* **Given task**
Skip the images and copy each record exactly as written.

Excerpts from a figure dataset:
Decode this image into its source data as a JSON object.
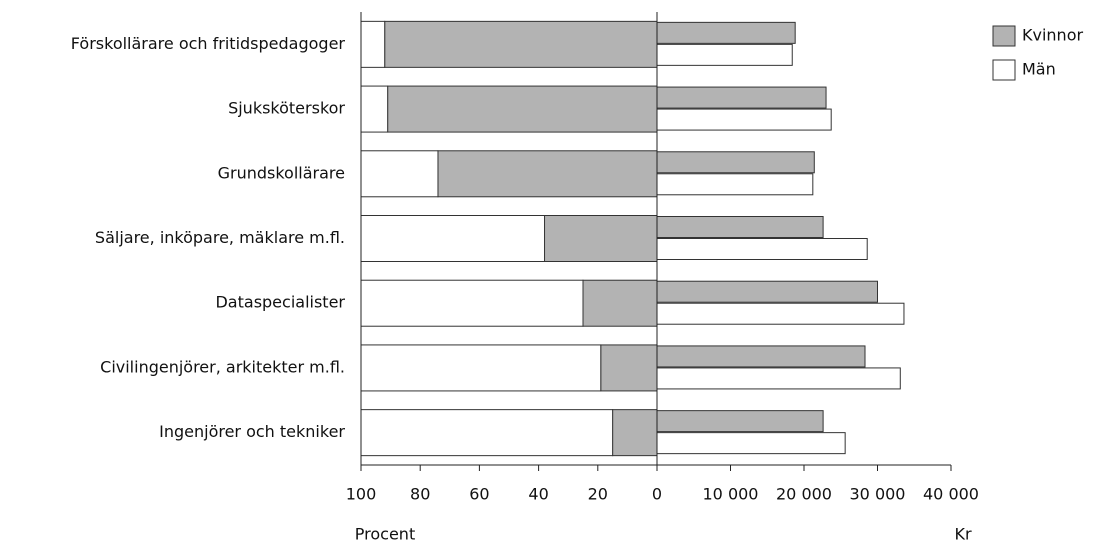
{
  "chart_data": {
    "type": "bar",
    "categories": [
      "Förskollärare och fritidspedagoger",
      "Sjuksköterskor",
      "Grundskollärare",
      "Säljare, inköpare, mäklare m.fl.",
      "Dataspecialister",
      "Civilingenjörer, arkitekter m.fl.",
      "Ingenjörer och tekniker"
    ],
    "series": [
      {
        "name": "Kvinnor",
        "color": "#b3b3b3",
        "share": [
          92,
          91,
          74,
          38,
          25,
          19,
          15
        ],
        "values": [
          18800,
          23000,
          21400,
          22600,
          30000,
          28300,
          22600
        ]
      },
      {
        "name": "Män",
        "color": "#ffffff",
        "share": [
          8,
          9,
          26,
          62,
          75,
          81,
          85
        ],
        "values": [
          18400,
          23700,
          21200,
          28600,
          33600,
          33100,
          25600
        ]
      }
    ],
    "xlim": [
      100,
      0
    ],
    "xticks": [
      100,
      80,
      60,
      40,
      20,
      0
    ],
    "xlabel": "Procent",
    "x2lim": [
      0,
      40000
    ],
    "x2ticks": [
      0,
      {
        "value": 10000,
        "label": "10 000"
      },
      {
        "value": 20000,
        "label": "20 000"
      },
      {
        "value": 30000,
        "label": "30 000"
      },
      {
        "value": 40000,
        "label": "40 000"
      }
    ],
    "x2label": "Kr"
  }
}
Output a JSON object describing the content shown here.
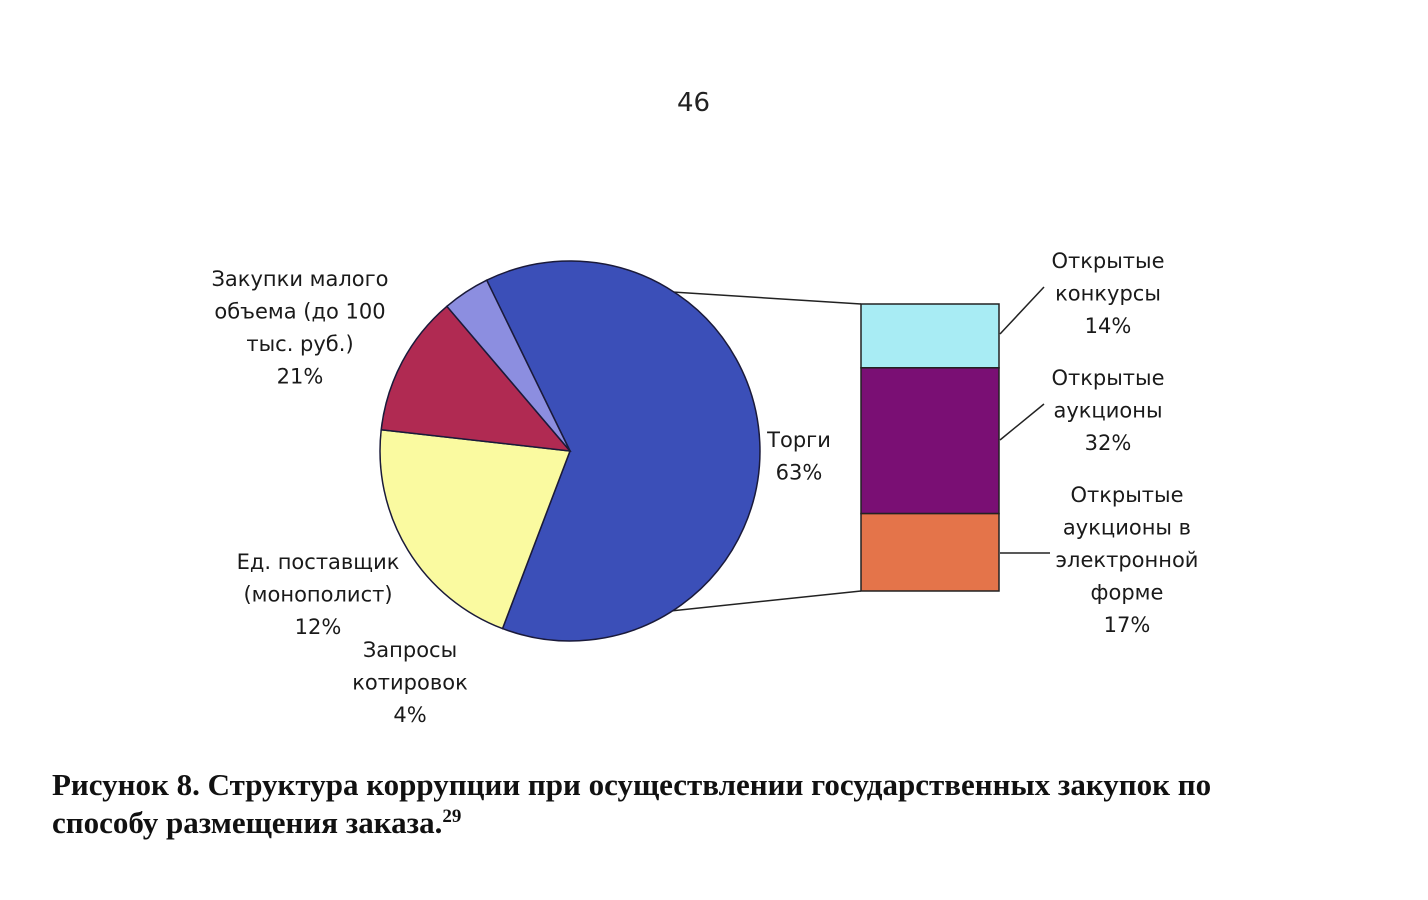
{
  "page": {
    "number": "46"
  },
  "caption": {
    "line1": "Рисунок 8. Структура коррупции при осуществлении государственных закупок по",
    "line2": "способу размещения заказа.",
    "footnote": "29"
  },
  "chart_data": {
    "type": "pie",
    "title": "",
    "pie": {
      "slices": [
        {
          "label_lines": [
            "Торги",
            "63%"
          ],
          "value": 63,
          "color": "#3b4fb8"
        },
        {
          "label_lines": [
            "Закупки малого",
            "объема (до 100",
            "тыс. руб.)",
            "21%"
          ],
          "value": 21,
          "color": "#fafaa0"
        },
        {
          "label_lines": [
            "Ед. поставщик",
            "(монополист)",
            "12%"
          ],
          "value": 12,
          "color": "#b02a52"
        },
        {
          "label_lines": [
            "Запросы",
            "котировок",
            "4%"
          ],
          "value": 4,
          "color": "#8c8ee0"
        }
      ]
    },
    "breakdown_of": "Торги",
    "bar": {
      "segments": [
        {
          "label_lines": [
            "Открытые",
            "конкурсы",
            "14%"
          ],
          "value": 14,
          "color": "#a8ecf4"
        },
        {
          "label_lines": [
            "Открытые",
            "аукционы",
            "32%"
          ],
          "value": 32,
          "color": "#7a0f74"
        },
        {
          "label_lines": [
            "Открытые",
            "аукционы в",
            "электронной",
            "форме",
            "17%"
          ],
          "value": 17,
          "color": "#e4744a"
        }
      ]
    }
  }
}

* **Reply**
Decode this image into its source data as a JSON object.
{
  "chart_data": {
    "type": "bar",
    "categories": [
      "Förskollärare och fritidspedagoger",
      "Sjuksköterskor",
      "Grundskollärare",
      "Säljare, inköpare, mäklare m.fl.",
      "Dataspecialister",
      "Civilingenjörer, arkitekter m.fl.",
      "Ingenjörer och tekniker"
    ],
    "series": [
      {
        "name": "Kvinnor",
        "color": "#b3b3b3",
        "share": [
          92,
          91,
          74,
          38,
          25,
          19,
          15
        ],
        "values": [
          18800,
          23000,
          21400,
          22600,
          30000,
          28300,
          22600
        ]
      },
      {
        "name": "Män",
        "color": "#ffffff",
        "share": [
          8,
          9,
          26,
          62,
          75,
          81,
          85
        ],
        "values": [
          18400,
          23700,
          21200,
          28600,
          33600,
          33100,
          25600
        ]
      }
    ],
    "xlim": [
      100,
      0
    ],
    "xticks": [
      100,
      80,
      60,
      40,
      20,
      0
    ],
    "xlabel": "Procent",
    "x2lim": [
      0,
      40000
    ],
    "x2ticks": [
      0,
      {
        "value": 10000,
        "label": "10 000"
      },
      {
        "value": 20000,
        "label": "20 000"
      },
      {
        "value": 30000,
        "label": "30 000"
      },
      {
        "value": 40000,
        "label": "40 000"
      }
    ],
    "x2label": "Kr"
  }
}
Output a JSON object describing the content shown here.
{
  "page": {
    "number": "46"
  },
  "caption": {
    "line1": "Рисунок 8. Структура коррупции при осуществлении государственных закупок по",
    "line2": "способу размещения заказа.",
    "footnote": "29"
  },
  "chart_data": {
    "type": "pie",
    "title": "",
    "pie": {
      "slices": [
        {
          "label_lines": [
            "Торги",
            "63%"
          ],
          "value": 63,
          "color": "#3b4fb8"
        },
        {
          "label_lines": [
            "Закупки малого",
            "объема (до 100",
            "тыс. руб.)",
            "21%"
          ],
          "value": 21,
          "color": "#fafaa0"
        },
        {
          "label_lines": [
            "Ед. поставщик",
            "(монополист)",
            "12%"
          ],
          "value": 12,
          "color": "#b02a52"
        },
        {
          "label_lines": [
            "Запросы",
            "котировок",
            "4%"
          ],
          "value": 4,
          "color": "#8c8ee0"
        }
      ]
    },
    "breakdown_of": "Торги",
    "bar": {
      "segments": [
        {
          "label_lines": [
            "Открытые",
            "конкурсы",
            "14%"
          ],
          "value": 14,
          "color": "#a8ecf4"
        },
        {
          "label_lines": [
            "Открытые",
            "аукционы",
            "32%"
          ],
          "value": 32,
          "color": "#7a0f74"
        },
        {
          "label_lines": [
            "Открытые",
            "аукционы в",
            "электронной",
            "форме",
            "17%"
          ],
          "value": 17,
          "color": "#e4744a"
        }
      ]
    }
  }
}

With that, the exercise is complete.